◆ Work to do
Reproduce each line bearing the word "SERIES".

◆ Supplied information
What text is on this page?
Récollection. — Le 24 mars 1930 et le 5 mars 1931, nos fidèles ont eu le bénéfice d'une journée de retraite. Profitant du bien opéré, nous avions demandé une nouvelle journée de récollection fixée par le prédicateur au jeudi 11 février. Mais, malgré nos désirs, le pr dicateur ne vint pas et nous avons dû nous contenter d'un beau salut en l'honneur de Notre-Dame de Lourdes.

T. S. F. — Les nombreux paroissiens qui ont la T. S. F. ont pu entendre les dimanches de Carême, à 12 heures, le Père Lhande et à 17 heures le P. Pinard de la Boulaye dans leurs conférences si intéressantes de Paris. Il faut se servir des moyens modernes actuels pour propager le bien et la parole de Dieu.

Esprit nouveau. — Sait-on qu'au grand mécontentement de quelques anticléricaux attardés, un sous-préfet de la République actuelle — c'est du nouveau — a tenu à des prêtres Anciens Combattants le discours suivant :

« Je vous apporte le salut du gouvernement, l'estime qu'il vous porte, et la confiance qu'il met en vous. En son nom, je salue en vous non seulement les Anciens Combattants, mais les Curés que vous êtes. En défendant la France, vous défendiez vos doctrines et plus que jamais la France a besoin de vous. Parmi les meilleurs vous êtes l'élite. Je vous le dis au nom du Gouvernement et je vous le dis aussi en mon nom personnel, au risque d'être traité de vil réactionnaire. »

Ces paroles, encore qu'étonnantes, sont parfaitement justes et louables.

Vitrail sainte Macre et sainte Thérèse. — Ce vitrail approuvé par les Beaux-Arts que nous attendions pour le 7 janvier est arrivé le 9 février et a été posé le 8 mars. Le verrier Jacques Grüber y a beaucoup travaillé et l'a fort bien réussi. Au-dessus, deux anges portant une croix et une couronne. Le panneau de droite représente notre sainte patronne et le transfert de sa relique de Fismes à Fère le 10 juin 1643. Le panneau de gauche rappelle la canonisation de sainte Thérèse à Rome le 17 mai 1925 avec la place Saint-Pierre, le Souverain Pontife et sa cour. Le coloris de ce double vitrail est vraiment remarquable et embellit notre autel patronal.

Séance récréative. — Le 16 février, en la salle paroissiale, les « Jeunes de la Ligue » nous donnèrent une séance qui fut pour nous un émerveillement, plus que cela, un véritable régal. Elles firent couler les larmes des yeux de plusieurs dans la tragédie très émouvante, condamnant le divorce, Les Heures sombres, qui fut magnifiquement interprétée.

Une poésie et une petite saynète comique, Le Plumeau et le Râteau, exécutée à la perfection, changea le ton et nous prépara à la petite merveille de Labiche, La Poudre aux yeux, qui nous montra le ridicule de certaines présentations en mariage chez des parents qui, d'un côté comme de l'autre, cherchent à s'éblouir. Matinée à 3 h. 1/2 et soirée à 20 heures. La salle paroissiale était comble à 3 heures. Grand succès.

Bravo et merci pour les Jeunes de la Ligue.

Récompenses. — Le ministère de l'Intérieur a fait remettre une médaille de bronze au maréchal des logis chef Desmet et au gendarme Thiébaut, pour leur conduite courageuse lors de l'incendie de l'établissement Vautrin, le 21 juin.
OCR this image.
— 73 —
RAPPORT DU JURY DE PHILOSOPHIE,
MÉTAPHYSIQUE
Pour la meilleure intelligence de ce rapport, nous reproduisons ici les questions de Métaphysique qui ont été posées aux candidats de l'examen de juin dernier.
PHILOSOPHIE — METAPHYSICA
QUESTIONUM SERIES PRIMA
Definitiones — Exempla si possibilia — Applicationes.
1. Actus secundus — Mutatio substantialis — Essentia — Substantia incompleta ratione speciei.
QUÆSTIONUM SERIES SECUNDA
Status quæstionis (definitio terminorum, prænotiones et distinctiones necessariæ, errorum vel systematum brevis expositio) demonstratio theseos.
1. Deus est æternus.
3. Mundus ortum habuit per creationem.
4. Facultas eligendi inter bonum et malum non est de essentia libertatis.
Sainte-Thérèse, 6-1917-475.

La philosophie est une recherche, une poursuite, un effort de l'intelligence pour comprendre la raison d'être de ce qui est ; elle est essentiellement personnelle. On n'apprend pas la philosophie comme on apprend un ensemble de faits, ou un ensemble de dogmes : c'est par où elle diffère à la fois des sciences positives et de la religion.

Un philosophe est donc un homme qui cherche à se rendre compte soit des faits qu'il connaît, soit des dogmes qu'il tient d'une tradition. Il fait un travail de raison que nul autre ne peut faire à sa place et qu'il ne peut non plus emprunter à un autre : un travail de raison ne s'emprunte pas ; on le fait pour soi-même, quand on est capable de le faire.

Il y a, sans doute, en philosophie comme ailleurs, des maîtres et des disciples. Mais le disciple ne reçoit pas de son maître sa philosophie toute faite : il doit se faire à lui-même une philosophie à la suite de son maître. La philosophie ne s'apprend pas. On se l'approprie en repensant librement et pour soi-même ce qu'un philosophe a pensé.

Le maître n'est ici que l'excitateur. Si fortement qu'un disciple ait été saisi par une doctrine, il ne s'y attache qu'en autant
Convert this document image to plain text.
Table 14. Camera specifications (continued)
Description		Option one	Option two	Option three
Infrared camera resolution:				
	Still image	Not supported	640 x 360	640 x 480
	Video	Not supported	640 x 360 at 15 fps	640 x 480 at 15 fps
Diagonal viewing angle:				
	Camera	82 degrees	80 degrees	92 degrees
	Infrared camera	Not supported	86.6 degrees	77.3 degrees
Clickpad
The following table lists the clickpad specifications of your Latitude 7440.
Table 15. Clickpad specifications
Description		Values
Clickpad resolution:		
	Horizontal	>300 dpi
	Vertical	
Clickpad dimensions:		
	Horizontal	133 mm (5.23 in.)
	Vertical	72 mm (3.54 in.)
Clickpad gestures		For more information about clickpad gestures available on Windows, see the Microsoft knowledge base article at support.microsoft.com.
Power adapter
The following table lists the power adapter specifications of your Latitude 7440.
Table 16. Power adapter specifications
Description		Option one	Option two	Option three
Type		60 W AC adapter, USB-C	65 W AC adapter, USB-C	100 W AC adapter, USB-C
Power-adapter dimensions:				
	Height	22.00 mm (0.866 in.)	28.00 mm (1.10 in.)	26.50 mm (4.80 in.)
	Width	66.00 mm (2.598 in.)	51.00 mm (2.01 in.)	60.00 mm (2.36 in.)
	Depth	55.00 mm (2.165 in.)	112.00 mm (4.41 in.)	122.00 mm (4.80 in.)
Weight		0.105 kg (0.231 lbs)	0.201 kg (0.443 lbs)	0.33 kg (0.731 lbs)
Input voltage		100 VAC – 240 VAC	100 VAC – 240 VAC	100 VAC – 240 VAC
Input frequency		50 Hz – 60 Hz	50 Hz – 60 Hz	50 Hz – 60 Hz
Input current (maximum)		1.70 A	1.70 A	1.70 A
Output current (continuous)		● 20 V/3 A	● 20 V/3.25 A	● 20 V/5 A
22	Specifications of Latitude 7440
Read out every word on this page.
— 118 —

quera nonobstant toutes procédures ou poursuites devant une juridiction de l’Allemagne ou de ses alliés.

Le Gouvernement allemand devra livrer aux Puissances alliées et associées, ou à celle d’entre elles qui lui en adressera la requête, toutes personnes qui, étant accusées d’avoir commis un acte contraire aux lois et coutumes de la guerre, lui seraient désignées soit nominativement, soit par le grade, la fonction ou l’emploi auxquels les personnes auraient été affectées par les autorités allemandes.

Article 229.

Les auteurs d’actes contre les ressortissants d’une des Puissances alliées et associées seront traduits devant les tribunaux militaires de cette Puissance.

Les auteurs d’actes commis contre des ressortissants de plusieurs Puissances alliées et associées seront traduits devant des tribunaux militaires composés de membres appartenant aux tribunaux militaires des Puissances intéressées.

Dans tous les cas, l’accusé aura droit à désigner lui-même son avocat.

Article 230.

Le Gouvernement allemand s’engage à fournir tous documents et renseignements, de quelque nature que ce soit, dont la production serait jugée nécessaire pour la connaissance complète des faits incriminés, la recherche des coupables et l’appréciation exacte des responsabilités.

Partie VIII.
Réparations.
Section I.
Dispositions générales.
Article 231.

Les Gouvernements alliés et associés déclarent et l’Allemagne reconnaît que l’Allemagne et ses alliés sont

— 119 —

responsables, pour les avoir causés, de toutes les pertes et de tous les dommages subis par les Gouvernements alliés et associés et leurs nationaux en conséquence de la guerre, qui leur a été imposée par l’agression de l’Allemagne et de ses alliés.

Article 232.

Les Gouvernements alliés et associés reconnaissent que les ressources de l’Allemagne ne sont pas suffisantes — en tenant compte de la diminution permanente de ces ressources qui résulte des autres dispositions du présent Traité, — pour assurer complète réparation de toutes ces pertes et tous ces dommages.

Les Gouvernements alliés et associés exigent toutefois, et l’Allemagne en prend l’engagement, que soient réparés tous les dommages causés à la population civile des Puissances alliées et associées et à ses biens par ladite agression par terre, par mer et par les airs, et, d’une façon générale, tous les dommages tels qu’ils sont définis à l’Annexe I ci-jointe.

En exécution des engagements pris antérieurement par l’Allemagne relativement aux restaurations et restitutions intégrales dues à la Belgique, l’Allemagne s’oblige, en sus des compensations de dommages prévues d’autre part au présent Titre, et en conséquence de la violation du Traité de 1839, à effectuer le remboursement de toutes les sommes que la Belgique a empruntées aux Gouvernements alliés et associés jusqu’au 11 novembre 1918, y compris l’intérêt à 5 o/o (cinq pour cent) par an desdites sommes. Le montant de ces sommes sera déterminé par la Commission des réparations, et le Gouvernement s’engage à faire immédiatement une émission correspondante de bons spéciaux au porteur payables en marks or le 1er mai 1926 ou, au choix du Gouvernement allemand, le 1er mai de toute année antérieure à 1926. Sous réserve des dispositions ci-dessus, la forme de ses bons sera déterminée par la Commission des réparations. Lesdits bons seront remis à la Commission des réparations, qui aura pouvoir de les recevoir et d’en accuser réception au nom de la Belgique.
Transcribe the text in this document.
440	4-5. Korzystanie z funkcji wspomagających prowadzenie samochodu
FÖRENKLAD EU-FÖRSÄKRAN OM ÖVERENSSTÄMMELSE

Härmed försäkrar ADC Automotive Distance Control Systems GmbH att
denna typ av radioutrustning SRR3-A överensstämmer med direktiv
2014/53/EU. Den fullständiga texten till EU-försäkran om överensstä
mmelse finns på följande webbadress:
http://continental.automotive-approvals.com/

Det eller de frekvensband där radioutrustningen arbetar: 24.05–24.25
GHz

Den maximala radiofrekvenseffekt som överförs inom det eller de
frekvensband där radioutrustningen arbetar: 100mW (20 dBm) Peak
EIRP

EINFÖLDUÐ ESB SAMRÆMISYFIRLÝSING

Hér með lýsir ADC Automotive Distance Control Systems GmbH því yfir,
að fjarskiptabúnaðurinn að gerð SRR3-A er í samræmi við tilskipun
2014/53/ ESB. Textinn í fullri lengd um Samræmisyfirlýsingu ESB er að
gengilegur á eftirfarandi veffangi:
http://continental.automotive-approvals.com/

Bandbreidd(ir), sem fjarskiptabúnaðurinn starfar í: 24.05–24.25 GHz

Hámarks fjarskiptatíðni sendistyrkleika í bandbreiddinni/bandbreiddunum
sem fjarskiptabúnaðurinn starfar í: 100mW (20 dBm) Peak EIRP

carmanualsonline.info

◆ Task solution
QUESTIONUM SERIES PRIMA
QUÆSTIONUM SERIES SECUNDA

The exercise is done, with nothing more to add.